*PROBLEM*
Filter the listing and keep only the lines with the word "index".

*DATA TO PROCESS*
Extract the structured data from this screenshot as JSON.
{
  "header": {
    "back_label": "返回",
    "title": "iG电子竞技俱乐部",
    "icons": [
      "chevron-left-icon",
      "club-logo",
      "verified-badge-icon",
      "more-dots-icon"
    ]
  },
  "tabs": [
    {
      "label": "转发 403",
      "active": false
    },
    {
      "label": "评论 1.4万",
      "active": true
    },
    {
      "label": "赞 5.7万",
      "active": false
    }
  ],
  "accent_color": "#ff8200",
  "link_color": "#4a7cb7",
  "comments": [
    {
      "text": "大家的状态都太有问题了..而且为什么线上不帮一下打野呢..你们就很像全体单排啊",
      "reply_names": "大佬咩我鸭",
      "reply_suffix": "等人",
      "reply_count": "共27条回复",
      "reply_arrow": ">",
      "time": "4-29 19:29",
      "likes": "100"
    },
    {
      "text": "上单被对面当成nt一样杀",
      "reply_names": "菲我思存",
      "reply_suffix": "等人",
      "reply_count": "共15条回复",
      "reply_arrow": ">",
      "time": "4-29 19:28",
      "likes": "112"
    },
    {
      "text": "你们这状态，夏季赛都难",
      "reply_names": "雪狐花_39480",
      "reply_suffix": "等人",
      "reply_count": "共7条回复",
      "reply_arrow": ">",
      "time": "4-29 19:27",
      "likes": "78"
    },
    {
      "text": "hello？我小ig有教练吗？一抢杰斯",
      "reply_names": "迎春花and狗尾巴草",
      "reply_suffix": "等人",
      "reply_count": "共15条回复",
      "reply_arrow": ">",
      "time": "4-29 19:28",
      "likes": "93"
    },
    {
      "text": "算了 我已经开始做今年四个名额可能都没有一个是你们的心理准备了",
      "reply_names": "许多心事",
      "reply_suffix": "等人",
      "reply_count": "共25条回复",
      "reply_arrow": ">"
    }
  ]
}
* * *
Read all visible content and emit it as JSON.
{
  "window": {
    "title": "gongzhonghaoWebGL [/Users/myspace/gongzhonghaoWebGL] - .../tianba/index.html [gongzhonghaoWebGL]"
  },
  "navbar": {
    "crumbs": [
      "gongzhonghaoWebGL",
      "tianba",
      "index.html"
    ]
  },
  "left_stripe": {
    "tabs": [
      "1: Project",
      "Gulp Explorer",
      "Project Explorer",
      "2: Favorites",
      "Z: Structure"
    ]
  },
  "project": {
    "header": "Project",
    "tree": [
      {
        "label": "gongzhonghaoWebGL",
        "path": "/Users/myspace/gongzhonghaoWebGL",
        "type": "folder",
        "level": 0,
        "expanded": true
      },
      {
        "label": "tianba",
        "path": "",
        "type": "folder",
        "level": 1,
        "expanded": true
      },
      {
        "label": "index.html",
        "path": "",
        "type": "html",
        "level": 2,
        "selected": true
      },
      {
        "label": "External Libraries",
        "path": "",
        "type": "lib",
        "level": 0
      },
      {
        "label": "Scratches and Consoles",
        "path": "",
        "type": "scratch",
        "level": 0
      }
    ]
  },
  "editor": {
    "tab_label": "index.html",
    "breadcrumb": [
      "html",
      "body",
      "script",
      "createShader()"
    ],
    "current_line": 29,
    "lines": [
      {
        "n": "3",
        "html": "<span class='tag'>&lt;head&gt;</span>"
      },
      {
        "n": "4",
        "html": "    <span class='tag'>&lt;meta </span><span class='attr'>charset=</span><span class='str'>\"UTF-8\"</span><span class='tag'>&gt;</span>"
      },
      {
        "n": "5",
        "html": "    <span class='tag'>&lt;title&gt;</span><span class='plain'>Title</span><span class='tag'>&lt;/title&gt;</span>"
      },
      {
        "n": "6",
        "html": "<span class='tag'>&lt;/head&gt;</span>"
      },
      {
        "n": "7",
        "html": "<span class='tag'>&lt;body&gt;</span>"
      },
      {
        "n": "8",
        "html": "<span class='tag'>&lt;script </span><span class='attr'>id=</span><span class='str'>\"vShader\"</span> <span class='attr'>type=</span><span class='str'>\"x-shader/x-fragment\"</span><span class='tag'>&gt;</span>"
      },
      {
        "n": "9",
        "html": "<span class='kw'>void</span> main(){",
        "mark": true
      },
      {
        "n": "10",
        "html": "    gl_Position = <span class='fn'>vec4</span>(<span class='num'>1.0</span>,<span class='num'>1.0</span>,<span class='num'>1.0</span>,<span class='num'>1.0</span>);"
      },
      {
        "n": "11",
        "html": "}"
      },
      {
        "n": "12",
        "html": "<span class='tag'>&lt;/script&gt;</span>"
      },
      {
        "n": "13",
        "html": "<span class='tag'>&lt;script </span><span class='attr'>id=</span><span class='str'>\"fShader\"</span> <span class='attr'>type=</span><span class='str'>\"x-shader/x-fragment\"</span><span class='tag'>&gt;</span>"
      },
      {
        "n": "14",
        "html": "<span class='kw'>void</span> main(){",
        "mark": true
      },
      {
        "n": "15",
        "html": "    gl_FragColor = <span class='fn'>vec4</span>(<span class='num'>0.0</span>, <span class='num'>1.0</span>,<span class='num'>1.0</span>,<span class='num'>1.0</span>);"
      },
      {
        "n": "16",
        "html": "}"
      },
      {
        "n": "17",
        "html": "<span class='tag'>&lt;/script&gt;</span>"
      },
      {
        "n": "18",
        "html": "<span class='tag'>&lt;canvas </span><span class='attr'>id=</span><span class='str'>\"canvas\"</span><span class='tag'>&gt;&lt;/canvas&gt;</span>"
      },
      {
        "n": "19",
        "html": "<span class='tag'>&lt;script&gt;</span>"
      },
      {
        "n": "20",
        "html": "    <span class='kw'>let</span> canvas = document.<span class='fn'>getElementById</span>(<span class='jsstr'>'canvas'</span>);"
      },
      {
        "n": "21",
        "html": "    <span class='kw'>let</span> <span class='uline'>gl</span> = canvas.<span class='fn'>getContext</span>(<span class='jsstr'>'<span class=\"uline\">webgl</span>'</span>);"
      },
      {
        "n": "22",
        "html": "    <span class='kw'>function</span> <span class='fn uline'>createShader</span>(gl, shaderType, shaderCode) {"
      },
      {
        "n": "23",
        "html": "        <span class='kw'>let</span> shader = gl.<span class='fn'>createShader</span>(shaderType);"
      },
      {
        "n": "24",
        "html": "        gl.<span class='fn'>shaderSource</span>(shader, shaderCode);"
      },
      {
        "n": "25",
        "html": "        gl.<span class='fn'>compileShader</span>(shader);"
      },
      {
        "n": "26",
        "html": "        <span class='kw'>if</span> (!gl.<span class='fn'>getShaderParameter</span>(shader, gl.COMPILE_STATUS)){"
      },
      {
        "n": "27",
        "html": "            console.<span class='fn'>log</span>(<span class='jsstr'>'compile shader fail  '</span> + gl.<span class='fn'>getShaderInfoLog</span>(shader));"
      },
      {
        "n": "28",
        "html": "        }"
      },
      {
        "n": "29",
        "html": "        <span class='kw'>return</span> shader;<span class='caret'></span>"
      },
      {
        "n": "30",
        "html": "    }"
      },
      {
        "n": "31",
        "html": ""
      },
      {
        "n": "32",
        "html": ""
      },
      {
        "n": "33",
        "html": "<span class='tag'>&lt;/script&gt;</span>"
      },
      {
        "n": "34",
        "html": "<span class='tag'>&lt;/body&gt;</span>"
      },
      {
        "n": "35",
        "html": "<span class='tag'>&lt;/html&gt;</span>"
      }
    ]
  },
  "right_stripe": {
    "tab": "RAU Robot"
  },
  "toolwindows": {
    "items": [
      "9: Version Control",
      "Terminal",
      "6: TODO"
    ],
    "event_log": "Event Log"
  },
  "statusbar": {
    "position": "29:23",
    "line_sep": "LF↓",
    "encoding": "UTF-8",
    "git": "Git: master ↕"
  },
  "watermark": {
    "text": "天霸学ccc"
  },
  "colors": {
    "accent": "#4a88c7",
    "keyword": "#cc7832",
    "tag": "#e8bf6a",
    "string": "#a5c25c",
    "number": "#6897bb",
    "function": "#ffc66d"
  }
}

*SOLVED EXERCISE*
    "title": "gongzhonghaoWebGL [/Users/myspace/gongzhonghaoWebGL] - .../tianba/index.html [gongzhonghaoWebGL]"
      "index.html"
        "label": "index.html",
    "tab_label": "index.html",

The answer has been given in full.